§ Description of the task: Can all of these lines be returned exactly?

§ Material provided:
_ _ _ _

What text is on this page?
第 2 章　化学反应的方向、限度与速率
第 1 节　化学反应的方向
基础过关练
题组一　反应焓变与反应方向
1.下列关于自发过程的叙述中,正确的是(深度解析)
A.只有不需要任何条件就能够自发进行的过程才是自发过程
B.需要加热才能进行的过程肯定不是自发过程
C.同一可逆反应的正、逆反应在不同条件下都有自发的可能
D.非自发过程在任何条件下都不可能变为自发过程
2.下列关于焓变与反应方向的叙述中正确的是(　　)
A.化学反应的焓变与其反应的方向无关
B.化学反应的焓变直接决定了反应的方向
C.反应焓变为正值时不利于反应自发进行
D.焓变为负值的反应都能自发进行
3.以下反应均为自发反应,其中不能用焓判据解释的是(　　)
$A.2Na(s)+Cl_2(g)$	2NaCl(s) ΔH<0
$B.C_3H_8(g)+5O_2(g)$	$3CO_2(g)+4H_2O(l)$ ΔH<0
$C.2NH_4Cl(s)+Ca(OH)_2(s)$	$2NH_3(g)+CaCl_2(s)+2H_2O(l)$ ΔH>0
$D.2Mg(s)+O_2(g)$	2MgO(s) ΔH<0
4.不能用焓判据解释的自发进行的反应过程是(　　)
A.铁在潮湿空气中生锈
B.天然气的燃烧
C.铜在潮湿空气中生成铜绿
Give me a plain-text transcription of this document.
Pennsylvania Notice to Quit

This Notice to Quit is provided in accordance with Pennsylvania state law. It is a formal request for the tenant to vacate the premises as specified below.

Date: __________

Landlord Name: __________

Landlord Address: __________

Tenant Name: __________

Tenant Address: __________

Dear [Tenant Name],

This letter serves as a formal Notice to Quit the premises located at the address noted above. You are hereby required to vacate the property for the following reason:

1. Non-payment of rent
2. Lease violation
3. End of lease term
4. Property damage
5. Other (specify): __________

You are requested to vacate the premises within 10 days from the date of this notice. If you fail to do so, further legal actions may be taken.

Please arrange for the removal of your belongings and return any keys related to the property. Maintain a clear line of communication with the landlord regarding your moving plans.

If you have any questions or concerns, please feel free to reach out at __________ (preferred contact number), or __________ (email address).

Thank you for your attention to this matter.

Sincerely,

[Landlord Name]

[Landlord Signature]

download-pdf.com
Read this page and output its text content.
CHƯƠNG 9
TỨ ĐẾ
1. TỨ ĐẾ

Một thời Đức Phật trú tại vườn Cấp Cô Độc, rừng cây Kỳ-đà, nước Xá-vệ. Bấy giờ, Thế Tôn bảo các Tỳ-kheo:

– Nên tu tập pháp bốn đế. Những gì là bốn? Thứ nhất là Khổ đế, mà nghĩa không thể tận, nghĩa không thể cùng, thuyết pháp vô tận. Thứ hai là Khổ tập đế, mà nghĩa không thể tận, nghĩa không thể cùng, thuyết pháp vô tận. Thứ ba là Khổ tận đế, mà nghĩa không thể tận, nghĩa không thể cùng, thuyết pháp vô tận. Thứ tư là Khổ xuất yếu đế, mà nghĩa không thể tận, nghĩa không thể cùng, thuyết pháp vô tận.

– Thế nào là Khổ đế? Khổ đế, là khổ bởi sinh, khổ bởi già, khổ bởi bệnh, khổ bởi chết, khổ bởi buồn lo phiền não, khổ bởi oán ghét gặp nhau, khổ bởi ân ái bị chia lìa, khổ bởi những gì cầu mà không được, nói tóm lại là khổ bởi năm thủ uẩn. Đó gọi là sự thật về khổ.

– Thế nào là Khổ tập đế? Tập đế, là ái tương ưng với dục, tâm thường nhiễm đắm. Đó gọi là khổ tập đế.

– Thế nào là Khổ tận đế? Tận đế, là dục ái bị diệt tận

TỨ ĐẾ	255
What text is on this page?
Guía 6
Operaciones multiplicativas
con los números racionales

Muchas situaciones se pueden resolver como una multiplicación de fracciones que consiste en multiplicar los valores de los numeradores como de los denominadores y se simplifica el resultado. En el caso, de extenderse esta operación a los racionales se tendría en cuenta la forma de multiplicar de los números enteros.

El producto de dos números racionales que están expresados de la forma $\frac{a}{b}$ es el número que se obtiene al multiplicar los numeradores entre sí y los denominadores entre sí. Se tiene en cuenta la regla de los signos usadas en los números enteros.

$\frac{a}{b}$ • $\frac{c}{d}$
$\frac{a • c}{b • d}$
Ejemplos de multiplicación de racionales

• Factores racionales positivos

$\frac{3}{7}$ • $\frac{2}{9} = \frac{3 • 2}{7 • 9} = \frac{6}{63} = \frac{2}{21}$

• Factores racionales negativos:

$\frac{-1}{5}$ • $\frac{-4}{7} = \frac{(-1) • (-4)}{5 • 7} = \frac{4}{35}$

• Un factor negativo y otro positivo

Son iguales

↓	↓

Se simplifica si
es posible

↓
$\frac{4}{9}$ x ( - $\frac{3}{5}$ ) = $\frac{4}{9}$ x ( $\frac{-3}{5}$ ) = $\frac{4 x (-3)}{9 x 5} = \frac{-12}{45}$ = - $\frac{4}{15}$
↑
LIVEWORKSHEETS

_ _ _ _

§ Solution to the problem:
What text is on this page?
第 2 章　化学反应的方向、限度与速率
第 1 节　化学反应的方向
基础过关练
题组一　反应焓变与反应方向
1.下列关于自发过程的叙述中,正确的是(深度解析)
A.只有不需要任何条件就能够自发进行的过程才是自发过程
B.需要加热才能进行的过程肯定不是自发过程
C.同一可逆反应的正、逆反应在不同条件下都有自发的可能
D.非自发过程在任何条件下都不可能变为自发过程
2.下列关于焓变与反应方向的叙述中正确的是(　　)
A.化学反应的焓变与其反应的方向无关
B.化学反应的焓变直接决定了反应的方向
C.反应焓变为正值时不利于反应自发进行
D.焓变为负值的反应都能自发进行
3.以下反应均为自发反应,其中不能用焓判据解释的是(　　)
$A.2Na(s)+Cl_2(g)$	2NaCl(s) ΔH<0
$B.C_3H_8(g)+5O_2(g)$	$3CO_2(g)+4H_2O(l)$ ΔH<0
$C.2NH_4Cl(s)+Ca(OH)_2(s)$	$2NH_3(g)+CaCl_2(s)+2H_2O(l)$ ΔH>0
$D.2Mg(s)+O_2(g)$	2MgO(s) ΔH<0
4.不能用焓判据解释的自发进行的反应过程是(　　)
A.铁在潮湿空气中生锈
B.天然气的燃烧
C.铜在潮湿空气中生成铜绿
Give me a plain-text transcription of this document.
Pennsylvania Notice to Quit

This Notice to Quit is provided in accordance with Pennsylvania state law. It is a formal request for the tenant to vacate the premises as specified below.

Date: __________

Landlord Name: __________

Landlord Address: __________

Tenant Name: __________

Tenant Address: __________

Dear [Tenant Name],

This letter serves as a formal Notice to Quit the premises located at the address noted above. You are hereby required to vacate the property for the following reason:

1. Non-payment of rent
2. Lease violation
3. End of lease term
4. Property damage
5. Other (specify): __________

You are requested to vacate the premises within 10 days from the date of this notice. If you fail to do so, further legal actions may be taken.

Please arrange for the removal of your belongings and return any keys related to the property. Maintain a clear line of communication with the landlord regarding your moving plans.

If you have any questions or concerns, please feel free to reach out at __________ (preferred contact number), or __________ (email address).

Thank you for your attention to this matter.

Sincerely,

[Landlord Name]

[Landlord Signature]

download-pdf.com
Read this page and output its text content.
CHƯƠNG 9
TỨ ĐẾ
1. TỨ ĐẾ

Một thời Đức Phật trú tại vườn Cấp Cô Độc, rừng cây Kỳ-đà, nước Xá-vệ. Bấy giờ, Thế Tôn bảo các Tỳ-kheo:

– Nên tu tập pháp bốn đế. Những gì là bốn? Thứ nhất là Khổ đế, mà nghĩa không thể tận, nghĩa không thể cùng, thuyết pháp vô tận. Thứ hai là Khổ tập đế, mà nghĩa không thể tận, nghĩa không thể cùng, thuyết pháp vô tận. Thứ ba là Khổ tận đế, mà nghĩa không thể tận, nghĩa không thể cùng, thuyết pháp vô tận. Thứ tư là Khổ xuất yếu đế, mà nghĩa không thể tận, nghĩa không thể cùng, thuyết pháp vô tận.

– Thế nào là Khổ đế? Khổ đế, là khổ bởi sinh, khổ bởi già, khổ bởi bệnh, khổ bởi chết, khổ bởi buồn lo phiền não, khổ bởi oán ghét gặp nhau, khổ bởi ân ái bị chia lìa, khổ bởi những gì cầu mà không được, nói tóm lại là khổ bởi năm thủ uẩn. Đó gọi là sự thật về khổ.

– Thế nào là Khổ tập đế? Tập đế, là ái tương ưng với dục, tâm thường nhiễm đắm. Đó gọi là khổ tập đế.

– Thế nào là Khổ tận đế? Tận đế, là dục ái bị diệt tận

TỨ ĐẾ	255
What text is on this page?
Guía 6
Operaciones multiplicativas
con los números racionales

Muchas situaciones se pueden resolver como una multiplicación de fracciones que consiste en multiplicar los valores de los numeradores como de los denominadores y se simplifica el resultado. En el caso, de extenderse esta operación a los racionales se tendría en cuenta la forma de multiplicar de los números enteros.

El producto de dos números racionales que están expresados de la forma $\frac{a}{b}$ es el número que se obtiene al multiplicar los numeradores entre sí y los denominadores entre sí. Se tiene en cuenta la regla de los signos usadas en los números enteros.

$\frac{a}{b}$ • $\frac{c}{d}$
$\frac{a • c}{b • d}$
Ejemplos de multiplicación de racionales

• Factores racionales positivos

$\frac{3}{7}$ • $\frac{2}{9} = \frac{3 • 2}{7 • 9} = \frac{6}{63} = \frac{2}{21}$

• Factores racionales negativos:

$\frac{-1}{5}$ • $\frac{-4}{7} = \frac{(-1) • (-4)}{5 • 7} = \frac{4}{35}$

• Un factor negativo y otro positivo

Son iguales

↓	↓

Se simplifica si
es posible

↓
$\frac{4}{9}$ x ( - $\frac{3}{5}$ ) = $\frac{4}{9}$ x ( $\frac{-3}{5}$ ) = $\frac{4 x (-3)}{9 x 5} = \frac{-12}{45}$ = - $\frac{4}{15}$
↑
LIVEWORKSHEETS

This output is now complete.